>> Begin
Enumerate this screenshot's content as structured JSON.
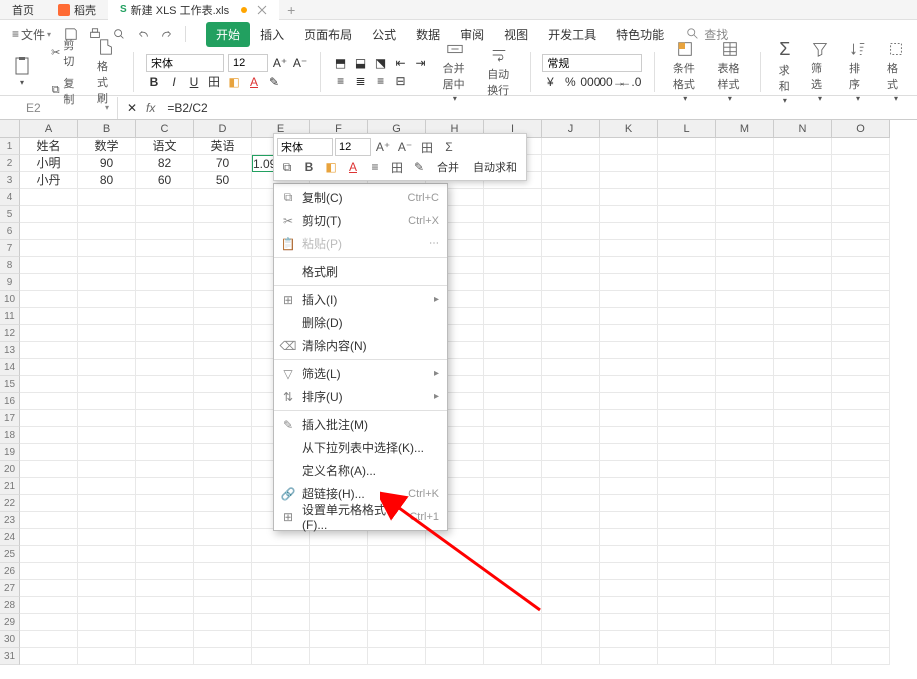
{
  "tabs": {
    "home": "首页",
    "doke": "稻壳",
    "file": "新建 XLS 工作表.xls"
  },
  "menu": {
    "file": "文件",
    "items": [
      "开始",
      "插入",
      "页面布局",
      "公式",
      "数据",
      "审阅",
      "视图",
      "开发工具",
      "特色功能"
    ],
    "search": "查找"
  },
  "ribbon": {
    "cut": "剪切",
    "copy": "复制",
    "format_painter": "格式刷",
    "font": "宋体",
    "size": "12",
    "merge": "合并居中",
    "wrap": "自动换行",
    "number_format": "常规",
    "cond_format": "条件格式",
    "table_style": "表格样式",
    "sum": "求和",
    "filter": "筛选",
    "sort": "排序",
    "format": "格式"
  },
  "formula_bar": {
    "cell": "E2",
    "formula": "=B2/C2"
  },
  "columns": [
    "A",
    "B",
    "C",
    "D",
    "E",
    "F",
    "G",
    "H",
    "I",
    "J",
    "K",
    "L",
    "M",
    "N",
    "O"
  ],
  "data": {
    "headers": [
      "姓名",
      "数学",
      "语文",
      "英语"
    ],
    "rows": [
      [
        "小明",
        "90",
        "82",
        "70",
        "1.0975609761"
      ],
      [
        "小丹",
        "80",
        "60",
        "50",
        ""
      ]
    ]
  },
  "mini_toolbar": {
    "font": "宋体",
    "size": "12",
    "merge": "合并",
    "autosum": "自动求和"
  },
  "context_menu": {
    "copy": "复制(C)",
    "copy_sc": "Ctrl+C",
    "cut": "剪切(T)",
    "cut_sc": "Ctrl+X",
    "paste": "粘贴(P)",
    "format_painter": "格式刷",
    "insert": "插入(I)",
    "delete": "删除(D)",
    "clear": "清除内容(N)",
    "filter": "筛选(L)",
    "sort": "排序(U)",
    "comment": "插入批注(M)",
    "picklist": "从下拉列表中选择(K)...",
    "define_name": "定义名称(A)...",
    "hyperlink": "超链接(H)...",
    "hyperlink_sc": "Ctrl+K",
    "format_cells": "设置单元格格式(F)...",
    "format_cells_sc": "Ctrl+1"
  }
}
>> End
>> Begin
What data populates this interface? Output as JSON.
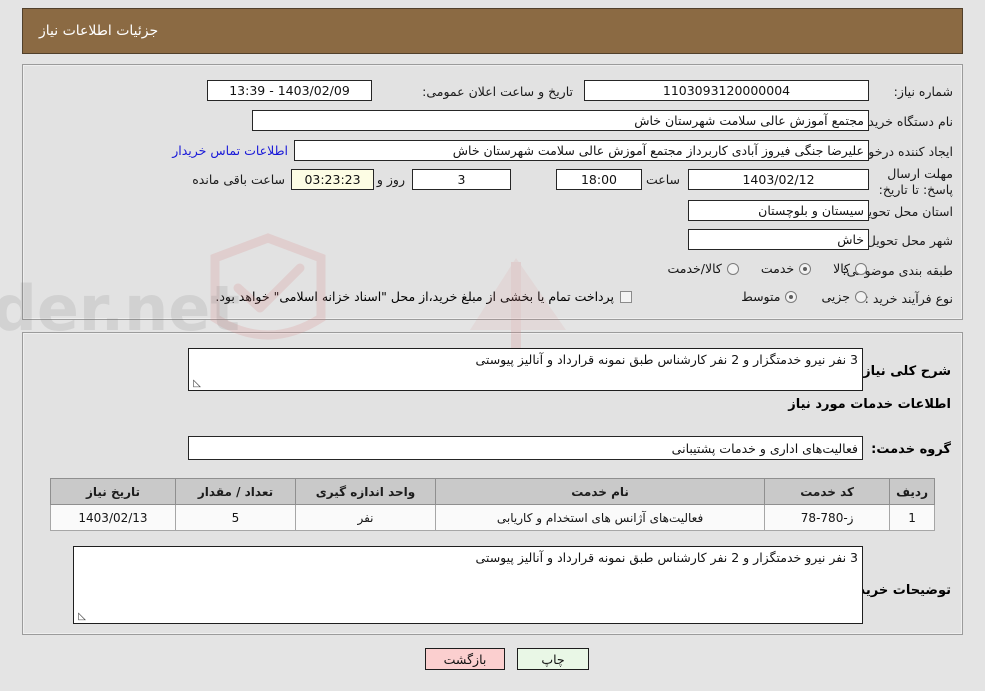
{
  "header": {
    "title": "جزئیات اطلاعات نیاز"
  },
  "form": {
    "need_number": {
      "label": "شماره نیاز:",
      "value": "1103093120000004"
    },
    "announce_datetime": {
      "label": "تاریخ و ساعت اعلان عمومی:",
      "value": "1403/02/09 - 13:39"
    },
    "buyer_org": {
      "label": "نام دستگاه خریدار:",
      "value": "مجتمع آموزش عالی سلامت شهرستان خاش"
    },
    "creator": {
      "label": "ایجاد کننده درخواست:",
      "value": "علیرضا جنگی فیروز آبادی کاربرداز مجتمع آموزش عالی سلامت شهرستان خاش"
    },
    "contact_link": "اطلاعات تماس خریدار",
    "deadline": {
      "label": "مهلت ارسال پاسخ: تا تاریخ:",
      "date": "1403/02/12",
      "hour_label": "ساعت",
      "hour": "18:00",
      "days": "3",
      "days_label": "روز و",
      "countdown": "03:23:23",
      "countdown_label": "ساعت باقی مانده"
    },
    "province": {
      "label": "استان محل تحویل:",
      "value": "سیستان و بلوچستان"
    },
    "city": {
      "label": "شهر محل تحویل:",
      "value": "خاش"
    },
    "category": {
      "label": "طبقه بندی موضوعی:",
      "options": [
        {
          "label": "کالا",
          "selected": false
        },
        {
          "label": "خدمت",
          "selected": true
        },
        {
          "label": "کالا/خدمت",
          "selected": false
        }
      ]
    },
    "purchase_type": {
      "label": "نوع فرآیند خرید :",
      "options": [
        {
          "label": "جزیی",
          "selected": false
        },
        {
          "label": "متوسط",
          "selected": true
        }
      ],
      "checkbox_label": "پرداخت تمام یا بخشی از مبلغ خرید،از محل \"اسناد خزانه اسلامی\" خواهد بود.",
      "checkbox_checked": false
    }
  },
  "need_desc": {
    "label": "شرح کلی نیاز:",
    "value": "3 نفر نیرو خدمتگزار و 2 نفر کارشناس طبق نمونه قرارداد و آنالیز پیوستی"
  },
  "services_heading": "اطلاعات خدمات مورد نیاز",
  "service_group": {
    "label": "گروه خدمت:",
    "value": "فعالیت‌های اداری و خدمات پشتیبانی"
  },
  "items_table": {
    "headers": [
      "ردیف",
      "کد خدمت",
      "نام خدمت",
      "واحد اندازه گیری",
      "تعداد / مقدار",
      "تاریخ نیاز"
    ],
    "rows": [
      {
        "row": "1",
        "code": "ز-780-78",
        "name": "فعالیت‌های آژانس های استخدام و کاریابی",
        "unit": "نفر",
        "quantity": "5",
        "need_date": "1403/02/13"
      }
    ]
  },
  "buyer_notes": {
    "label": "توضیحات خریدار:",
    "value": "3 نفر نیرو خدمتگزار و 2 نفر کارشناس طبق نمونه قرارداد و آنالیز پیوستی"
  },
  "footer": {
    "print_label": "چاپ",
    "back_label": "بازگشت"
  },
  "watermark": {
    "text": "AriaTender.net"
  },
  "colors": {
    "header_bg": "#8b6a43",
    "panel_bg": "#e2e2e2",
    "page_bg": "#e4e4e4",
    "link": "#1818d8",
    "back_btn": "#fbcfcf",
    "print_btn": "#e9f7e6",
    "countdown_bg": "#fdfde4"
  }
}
>> End
TASK BRIEF.
Find "this". Copy every line it occurs in.

FINISHED TASK.
Enumerate this screenshot's content as structured JSON.
What data populates this interface? Output as JSON.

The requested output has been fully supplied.